■ **Problem requirements**
Only the lines that hold "receptor" should be in the answer, each copied from the data below.

START Exercise input

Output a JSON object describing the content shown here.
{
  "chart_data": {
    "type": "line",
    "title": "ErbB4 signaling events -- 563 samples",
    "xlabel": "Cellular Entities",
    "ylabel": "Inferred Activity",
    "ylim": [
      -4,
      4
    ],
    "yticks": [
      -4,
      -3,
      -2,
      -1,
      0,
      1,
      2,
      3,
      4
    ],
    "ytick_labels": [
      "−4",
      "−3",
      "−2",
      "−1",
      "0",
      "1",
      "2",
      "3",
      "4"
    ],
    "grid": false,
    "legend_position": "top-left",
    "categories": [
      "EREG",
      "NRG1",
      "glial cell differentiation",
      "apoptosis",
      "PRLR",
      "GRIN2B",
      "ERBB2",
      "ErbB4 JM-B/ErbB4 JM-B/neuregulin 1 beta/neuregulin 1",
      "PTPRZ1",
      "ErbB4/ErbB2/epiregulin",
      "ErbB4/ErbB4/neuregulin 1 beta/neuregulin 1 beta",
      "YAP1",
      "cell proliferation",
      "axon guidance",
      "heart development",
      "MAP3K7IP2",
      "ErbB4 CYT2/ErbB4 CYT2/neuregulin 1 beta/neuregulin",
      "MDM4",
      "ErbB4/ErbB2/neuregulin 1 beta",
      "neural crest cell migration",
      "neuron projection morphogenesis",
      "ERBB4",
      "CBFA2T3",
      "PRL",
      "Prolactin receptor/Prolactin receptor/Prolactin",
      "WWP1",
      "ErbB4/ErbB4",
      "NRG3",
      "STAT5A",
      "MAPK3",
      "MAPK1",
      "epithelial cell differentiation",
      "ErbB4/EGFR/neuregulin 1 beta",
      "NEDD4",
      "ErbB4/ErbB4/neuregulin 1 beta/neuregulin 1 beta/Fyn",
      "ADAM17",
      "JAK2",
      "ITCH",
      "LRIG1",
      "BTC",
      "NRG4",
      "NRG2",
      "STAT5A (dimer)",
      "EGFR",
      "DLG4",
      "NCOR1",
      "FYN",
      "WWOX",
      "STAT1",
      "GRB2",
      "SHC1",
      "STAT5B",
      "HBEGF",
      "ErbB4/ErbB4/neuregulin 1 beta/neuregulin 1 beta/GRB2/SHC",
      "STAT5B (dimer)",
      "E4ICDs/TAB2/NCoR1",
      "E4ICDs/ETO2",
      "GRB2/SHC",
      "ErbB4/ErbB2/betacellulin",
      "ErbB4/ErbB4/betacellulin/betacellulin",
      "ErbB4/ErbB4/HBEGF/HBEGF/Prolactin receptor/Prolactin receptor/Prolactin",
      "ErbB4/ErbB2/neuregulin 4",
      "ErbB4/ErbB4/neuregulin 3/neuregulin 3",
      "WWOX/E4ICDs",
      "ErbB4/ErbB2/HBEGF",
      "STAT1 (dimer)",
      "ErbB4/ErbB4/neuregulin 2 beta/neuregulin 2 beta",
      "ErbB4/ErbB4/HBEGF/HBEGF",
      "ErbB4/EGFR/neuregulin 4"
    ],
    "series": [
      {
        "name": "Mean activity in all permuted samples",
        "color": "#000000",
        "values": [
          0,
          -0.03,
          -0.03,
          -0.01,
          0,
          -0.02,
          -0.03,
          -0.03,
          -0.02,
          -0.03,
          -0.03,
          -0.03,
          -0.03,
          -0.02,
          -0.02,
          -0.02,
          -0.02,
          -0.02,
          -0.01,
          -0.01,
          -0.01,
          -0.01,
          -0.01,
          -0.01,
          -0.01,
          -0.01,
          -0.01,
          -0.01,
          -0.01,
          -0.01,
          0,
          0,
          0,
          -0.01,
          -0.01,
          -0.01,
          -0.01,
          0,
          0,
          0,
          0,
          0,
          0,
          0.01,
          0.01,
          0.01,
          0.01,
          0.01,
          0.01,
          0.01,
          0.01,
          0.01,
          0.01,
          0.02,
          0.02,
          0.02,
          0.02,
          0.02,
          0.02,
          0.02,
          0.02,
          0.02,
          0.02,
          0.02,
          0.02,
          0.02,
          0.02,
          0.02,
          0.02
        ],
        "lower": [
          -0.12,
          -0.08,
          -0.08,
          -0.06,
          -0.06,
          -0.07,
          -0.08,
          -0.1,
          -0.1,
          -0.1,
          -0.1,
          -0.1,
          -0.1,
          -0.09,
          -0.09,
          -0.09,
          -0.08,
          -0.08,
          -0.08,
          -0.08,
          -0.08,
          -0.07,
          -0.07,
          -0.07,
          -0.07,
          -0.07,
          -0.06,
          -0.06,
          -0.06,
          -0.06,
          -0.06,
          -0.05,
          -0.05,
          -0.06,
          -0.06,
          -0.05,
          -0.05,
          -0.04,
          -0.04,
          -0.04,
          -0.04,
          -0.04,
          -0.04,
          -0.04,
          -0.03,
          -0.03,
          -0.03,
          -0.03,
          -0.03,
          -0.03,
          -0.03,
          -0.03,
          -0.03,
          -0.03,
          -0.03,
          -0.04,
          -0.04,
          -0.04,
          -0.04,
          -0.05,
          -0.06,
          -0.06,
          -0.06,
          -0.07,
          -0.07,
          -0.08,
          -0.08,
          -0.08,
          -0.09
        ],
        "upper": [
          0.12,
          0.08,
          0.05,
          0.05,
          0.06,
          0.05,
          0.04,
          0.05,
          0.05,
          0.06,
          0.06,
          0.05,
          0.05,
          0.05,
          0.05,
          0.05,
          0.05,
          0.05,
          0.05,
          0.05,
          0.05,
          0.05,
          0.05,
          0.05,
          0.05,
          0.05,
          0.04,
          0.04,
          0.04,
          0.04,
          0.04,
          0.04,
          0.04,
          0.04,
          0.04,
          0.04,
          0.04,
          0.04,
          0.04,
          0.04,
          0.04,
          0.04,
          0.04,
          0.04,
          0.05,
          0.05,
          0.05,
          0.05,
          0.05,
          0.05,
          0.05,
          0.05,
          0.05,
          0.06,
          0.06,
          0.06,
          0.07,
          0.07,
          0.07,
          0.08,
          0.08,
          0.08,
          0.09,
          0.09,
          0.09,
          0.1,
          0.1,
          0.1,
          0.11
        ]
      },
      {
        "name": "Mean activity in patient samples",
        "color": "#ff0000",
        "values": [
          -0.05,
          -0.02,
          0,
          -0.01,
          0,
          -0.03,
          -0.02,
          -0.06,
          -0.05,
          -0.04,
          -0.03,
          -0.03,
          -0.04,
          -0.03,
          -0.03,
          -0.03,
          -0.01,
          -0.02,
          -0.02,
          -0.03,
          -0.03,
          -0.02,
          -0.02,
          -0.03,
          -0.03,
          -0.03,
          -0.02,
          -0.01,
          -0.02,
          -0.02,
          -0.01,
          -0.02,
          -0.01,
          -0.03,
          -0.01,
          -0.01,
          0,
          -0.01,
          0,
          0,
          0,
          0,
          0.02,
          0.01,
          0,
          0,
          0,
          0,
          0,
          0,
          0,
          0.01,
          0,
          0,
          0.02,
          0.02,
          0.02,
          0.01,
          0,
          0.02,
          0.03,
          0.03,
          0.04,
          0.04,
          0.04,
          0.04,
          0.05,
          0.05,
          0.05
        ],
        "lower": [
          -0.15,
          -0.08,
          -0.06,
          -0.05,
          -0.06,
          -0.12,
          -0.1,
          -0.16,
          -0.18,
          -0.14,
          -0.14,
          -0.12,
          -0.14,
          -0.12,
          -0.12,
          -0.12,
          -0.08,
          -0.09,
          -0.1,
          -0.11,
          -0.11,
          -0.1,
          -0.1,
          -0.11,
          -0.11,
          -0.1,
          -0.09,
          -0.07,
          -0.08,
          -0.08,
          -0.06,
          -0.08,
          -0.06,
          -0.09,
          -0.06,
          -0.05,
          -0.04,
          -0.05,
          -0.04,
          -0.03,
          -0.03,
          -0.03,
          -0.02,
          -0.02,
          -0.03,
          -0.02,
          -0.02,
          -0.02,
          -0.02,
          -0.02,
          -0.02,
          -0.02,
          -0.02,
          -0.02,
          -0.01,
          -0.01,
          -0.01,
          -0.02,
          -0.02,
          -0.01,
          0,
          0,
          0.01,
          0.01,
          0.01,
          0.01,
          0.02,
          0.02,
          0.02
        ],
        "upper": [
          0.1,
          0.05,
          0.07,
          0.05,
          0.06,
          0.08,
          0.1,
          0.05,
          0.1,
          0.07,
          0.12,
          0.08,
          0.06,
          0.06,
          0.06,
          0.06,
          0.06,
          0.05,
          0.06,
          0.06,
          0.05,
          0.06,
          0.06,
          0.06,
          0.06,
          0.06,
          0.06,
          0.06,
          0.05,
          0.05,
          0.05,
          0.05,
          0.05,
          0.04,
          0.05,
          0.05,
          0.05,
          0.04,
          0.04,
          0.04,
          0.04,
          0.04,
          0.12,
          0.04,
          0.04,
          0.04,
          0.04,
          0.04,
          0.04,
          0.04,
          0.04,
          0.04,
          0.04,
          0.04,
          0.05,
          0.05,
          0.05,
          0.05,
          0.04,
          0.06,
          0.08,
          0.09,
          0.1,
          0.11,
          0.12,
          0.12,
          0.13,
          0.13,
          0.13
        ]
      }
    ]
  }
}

END Exercise input

■ **Exercise response**
      "Prolactin receptor/Prolactin receptor/Prolactin",
      "ErbB4/ErbB4/HBEGF/HBEGF/Prolactin receptor/Prolactin receptor/Prolactin",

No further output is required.